▸ **TASK INSTRUCTIONS**
Identify every line containing the word "azimuthal" and reproduce each one.

Figure record extracts:
◆ ◆ ◆ ◆ ◆
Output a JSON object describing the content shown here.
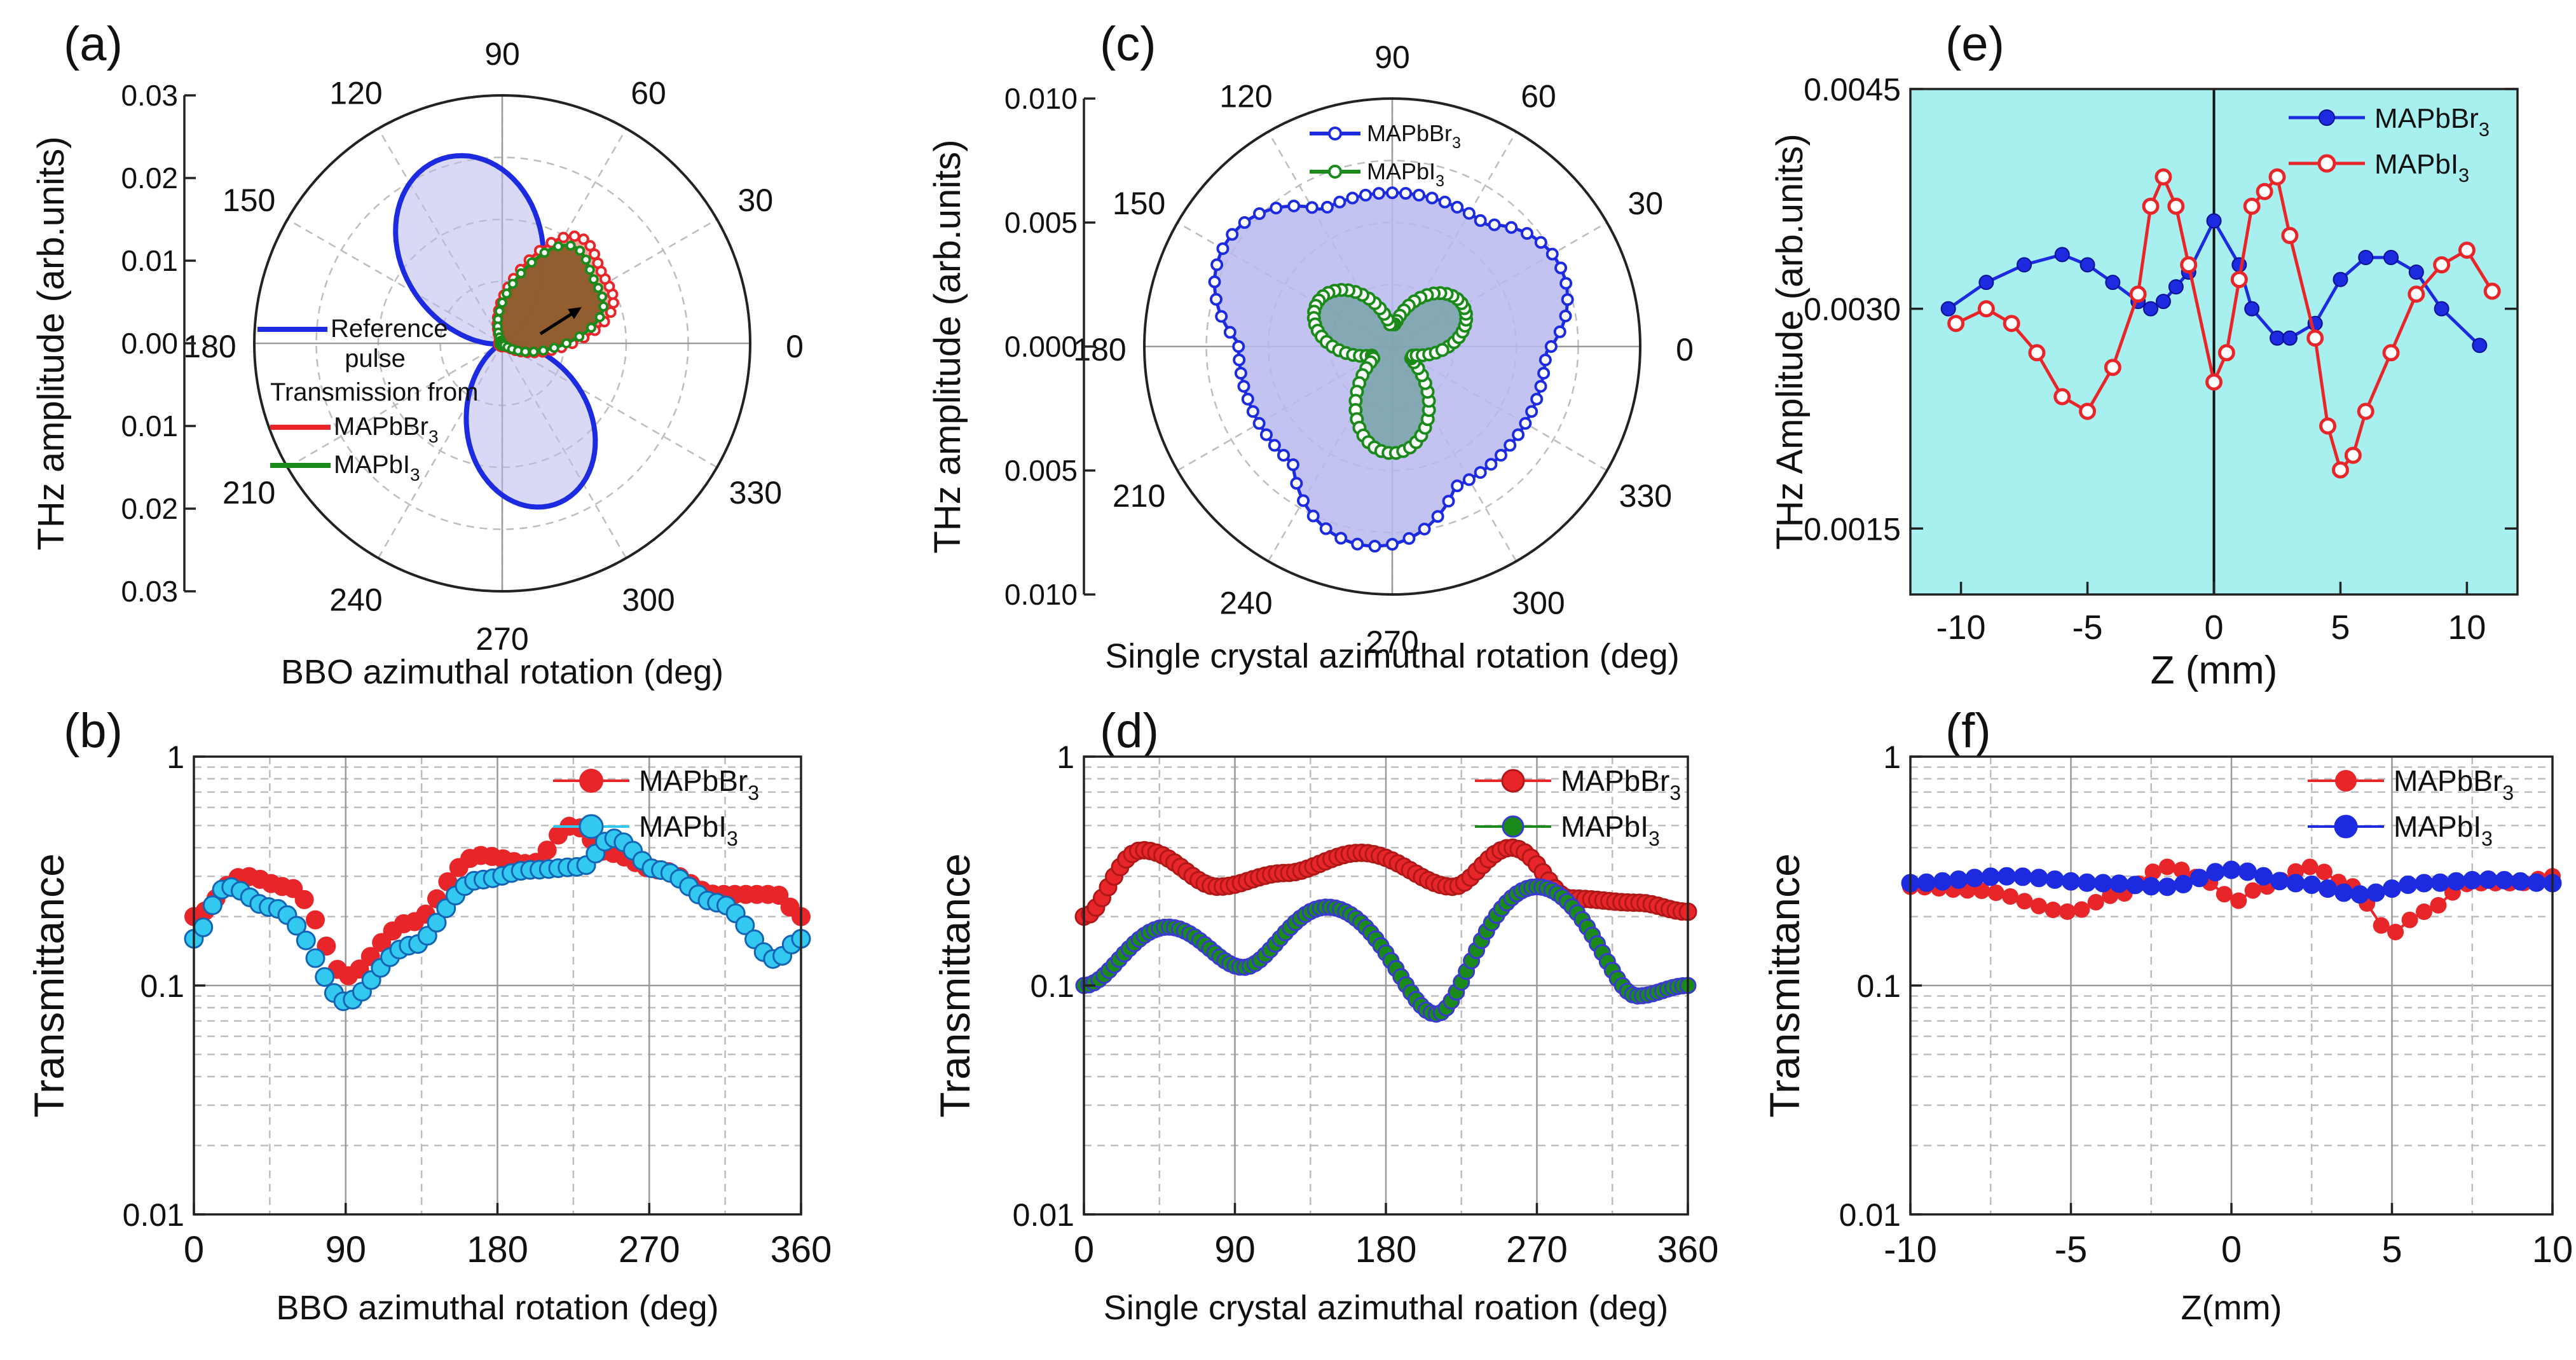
{
  "figure": {
    "panel_labels": [
      "(a)",
      "(b)",
      "(c)",
      "(d)",
      "(e)",
      "(f)"
    ]
  },
  "colors": {
    "red": "#e8262a",
    "blue": "#1c2be0",
    "green": "#1a8a1a",
    "cyan": "#33c8f0",
    "teal_bg": "#a8f0f0",
    "red_fill": "#f4a09a",
    "blue_fill": "#b9b9ee",
    "brown_fill": "#8c5a2a"
  },
  "chart_data": [
    {
      "panel": "(a)",
      "type": "polar",
      "ylabel": "THz amplitude (arb.units)",
      "xlabel": "BBO azimuthal rotation (deg)",
      "radial_ticks_upper": [
        "0.03",
        "0.02",
        "0.01",
        "0.00"
      ],
      "radial_ticks_lower": [
        "0.01",
        "0.02",
        "0.03"
      ],
      "angle_labels": [
        "0",
        "30",
        "60",
        "90",
        "120",
        "150",
        "180",
        "210",
        "240",
        "270",
        "300",
        "330"
      ],
      "legend": {
        "line1": "Reference",
        "line2": "pulse",
        "line3": "Transmission from",
        "series": [
          "MAPbBr",
          "MAPbI"
        ],
        "subscript": "3"
      },
      "series": [
        {
          "name": "Reference pulse",
          "color": "blue",
          "lobes": [
            {
              "angle": 108,
              "r": 0.0235,
              "p": 2.2
            },
            {
              "angle": 288,
              "r": 0.0205,
              "p": 2.2
            }
          ],
          "base": 0.0004
        },
        {
          "name": "MAPbBr3",
          "color": "red",
          "lobes": [
            {
              "angle": 40,
              "r": 0.0128,
              "p": 2.0
            }
          ],
          "bumps": [
            {
              "angle": 55,
              "r": 0.0038,
              "w": 12
            },
            {
              "angle": 18,
              "r": 0.003,
              "w": 12
            }
          ],
          "base": 0.0004
        },
        {
          "name": "MAPbI3",
          "color": "green",
          "lobes": [
            {
              "angle": 40,
              "r": 0.0118,
              "p": 2.0
            }
          ],
          "bumps": [
            {
              "angle": 55,
              "r": 0.0034,
              "w": 12
            },
            {
              "angle": 18,
              "r": 0.0026,
              "w": 12
            }
          ],
          "base": 0.0003
        }
      ],
      "r_max": 0.03
    },
    {
      "panel": "(b)",
      "type": "scatter",
      "yscale": "log",
      "ylabel": "Transmittance",
      "xlabel": "BBO azimuthal rotation (deg)",
      "xlim": [
        0,
        360
      ],
      "ylim": [
        0.01,
        1
      ],
      "xticks": [
        "0",
        "90",
        "180",
        "270",
        "360"
      ],
      "yticks": [
        "0.01",
        "0.1",
        "1"
      ],
      "legend": [
        "MAPbBr",
        "MAPbI"
      ],
      "series": [
        {
          "name": "MAPbBr3",
          "color": "red",
          "x": [
            0,
            30,
            55,
            90,
            130,
            170,
            200,
            225,
            245,
            275,
            310,
            345,
            360
          ],
          "y": [
            0.2,
            0.3,
            0.27,
            0.11,
            0.19,
            0.37,
            0.34,
            0.5,
            0.38,
            0.32,
            0.25,
            0.25,
            0.2
          ]
        },
        {
          "name": "MAPbI3",
          "color": "cyan",
          "x": [
            0,
            20,
            45,
            90,
            130,
            170,
            200,
            230,
            248,
            275,
            310,
            345,
            360
          ],
          "y": [
            0.16,
            0.27,
            0.22,
            0.085,
            0.15,
            0.29,
            0.32,
            0.33,
            0.44,
            0.32,
            0.23,
            0.13,
            0.16
          ]
        }
      ]
    },
    {
      "panel": "(c)",
      "type": "polar",
      "ylabel": "THz amplitude (arb.units)",
      "xlabel": "Single crystal azimuthal rotation (deg)",
      "radial_ticks_upper": [
        "0.010",
        "0.005",
        "0.000"
      ],
      "radial_ticks_lower": [
        "0.005",
        "0.010"
      ],
      "angle_labels": [
        "0",
        "30",
        "60",
        "90",
        "120",
        "150",
        "180",
        "210",
        "240",
        "270",
        "300",
        "330"
      ],
      "legend": {
        "series": [
          "MAPbBr",
          "MAPbI"
        ],
        "subscript": "3"
      },
      "series": [
        {
          "name": "MAPbBr3",
          "color": "blue",
          "lobes": [
            {
              "angle": 25,
              "r": 0.0075,
              "p": 1.6
            },
            {
              "angle": 148,
              "r": 0.0079,
              "p": 1.6
            },
            {
              "angle": 262,
              "r": 0.0081,
              "p": 1.6
            }
          ],
          "base": 0.0062
        },
        {
          "name": "MAPbI3",
          "color": "green",
          "lobes": [
            {
              "angle": 30,
              "r": 0.0033,
              "p": 2.6
            },
            {
              "angle": 150,
              "r": 0.0035,
              "p": 2.6
            },
            {
              "angle": 270,
              "r": 0.0043,
              "p": 2.6
            }
          ],
          "base": 0.0009
        }
      ],
      "r_max": 0.01
    },
    {
      "panel": "(d)",
      "type": "scatter",
      "yscale": "log",
      "ylabel": "Transmittance",
      "xlabel": "Single crystal azimuthal roation (deg)",
      "xlim": [
        0,
        360
      ],
      "ylim": [
        0.01,
        1
      ],
      "xticks": [
        "0",
        "90",
        "180",
        "270",
        "360"
      ],
      "yticks": [
        "0.01",
        "0.1",
        "1"
      ],
      "legend": [
        "MAPbBr",
        "MAPbI"
      ],
      "series": [
        {
          "name": "MAPbBr3",
          "color": "red",
          "x": [
            0,
            35,
            80,
            120,
            165,
            220,
            255,
            290,
            330,
            360
          ],
          "y": [
            0.2,
            0.39,
            0.27,
            0.31,
            0.38,
            0.27,
            0.4,
            0.24,
            0.23,
            0.21
          ]
        },
        {
          "name": "MAPbI3",
          "color": "green",
          "x": [
            0,
            50,
            95,
            145,
            210,
            270,
            330,
            360
          ],
          "y": [
            0.1,
            0.18,
            0.12,
            0.22,
            0.075,
            0.27,
            0.09,
            0.1
          ]
        }
      ]
    },
    {
      "panel": "(e)",
      "type": "line",
      "ylabel": "THz Amplitude (arb.units)",
      "xlabel": "Z (mm)",
      "xlim": [
        -12,
        12
      ],
      "ylim": [
        0.00105,
        0.0045
      ],
      "xticks": [
        "-10",
        "-5",
        "0",
        "5",
        "10"
      ],
      "yticks": [
        "0.0015",
        "0.0030",
        "0.0045"
      ],
      "legend": [
        "MAPbBr",
        "MAPbI"
      ],
      "series": [
        {
          "name": "MAPbBr3",
          "color": "blue",
          "x": [
            -10.5,
            -9,
            -7.5,
            -6,
            -5,
            -4,
            -3,
            -2.5,
            -2,
            -1.5,
            -1,
            0,
            1,
            1.5,
            2.5,
            3,
            4,
            5,
            6,
            7,
            8,
            9,
            10.5
          ],
          "y": [
            0.003,
            0.00318,
            0.0033,
            0.00337,
            0.0033,
            0.00318,
            0.00305,
            0.003,
            0.00305,
            0.00315,
            0.00325,
            0.0036,
            0.0033,
            0.003,
            0.0028,
            0.0028,
            0.0029,
            0.0032,
            0.00335,
            0.00335,
            0.00325,
            0.003,
            0.00275
          ]
        },
        {
          "name": "MAPbI3",
          "color": "red",
          "x": [
            -10.2,
            -9,
            -8,
            -7,
            -6,
            -5,
            -4,
            -3,
            -2.5,
            -2,
            -1.5,
            -1,
            0,
            0.5,
            1,
            1.5,
            2,
            2.5,
            3,
            4,
            4.5,
            5,
            5.5,
            6,
            7,
            8,
            9,
            10,
            11
          ],
          "y": [
            0.0029,
            0.003,
            0.0029,
            0.0027,
            0.0024,
            0.0023,
            0.0026,
            0.0031,
            0.0037,
            0.0039,
            0.0037,
            0.0033,
            0.0025,
            0.0027,
            0.0032,
            0.0037,
            0.0038,
            0.0039,
            0.0035,
            0.0028,
            0.0022,
            0.0019,
            0.002,
            0.0023,
            0.0027,
            0.0031,
            0.0033,
            0.0034,
            0.00312
          ]
        }
      ]
    },
    {
      "panel": "(f)",
      "type": "scatter",
      "yscale": "log",
      "ylabel": "Transmittance",
      "xlabel": "Z(mm)",
      "xlim": [
        -10,
        10
      ],
      "ylim": [
        0.01,
        1
      ],
      "xticks": [
        "-10",
        "-5",
        "0",
        "5",
        "10"
      ],
      "yticks": [
        "0.01",
        "0.1",
        "1"
      ],
      "legend": [
        "MAPbBr",
        "MAPbI"
      ],
      "series": [
        {
          "name": "MAPbBr3",
          "color": "red",
          "x": [
            -10,
            -8,
            -5,
            -3.5,
            -2,
            -0.5,
            0,
            1,
            2.5,
            3.5,
            5,
            6,
            7.5,
            9,
            10
          ],
          "y": [
            0.27,
            0.26,
            0.21,
            0.25,
            0.33,
            0.28,
            0.23,
            0.27,
            0.33,
            0.28,
            0.17,
            0.21,
            0.28,
            0.28,
            0.3
          ]
        },
        {
          "name": "MAPbI3",
          "color": "blue",
          "x": [
            -10,
            -7,
            -4,
            -2,
            0,
            2,
            4,
            6,
            8,
            10
          ],
          "y": [
            0.28,
            0.3,
            0.28,
            0.27,
            0.32,
            0.28,
            0.25,
            0.28,
            0.29,
            0.28
          ]
        }
      ]
    }
  ]
}
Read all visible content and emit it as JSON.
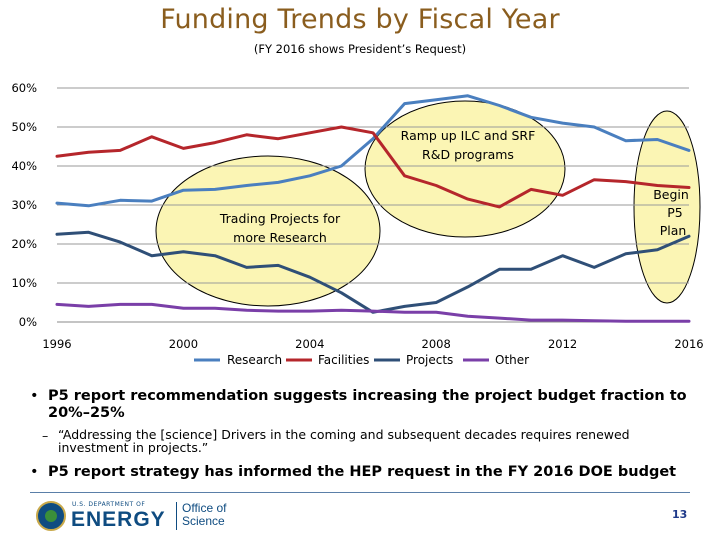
◆ ◆ ◆ ◆ ◆
▸ **EXPECTED ANSWER**
      "xlabel": "BBO azimuthal rotation (deg)",
      "xlabel": "BBO azimuthal rotation (deg)",
      "xlabel": "Single crystal azimuthal rotation (deg)",
      "xlabel": "Single crystal azimuthal roation (deg)",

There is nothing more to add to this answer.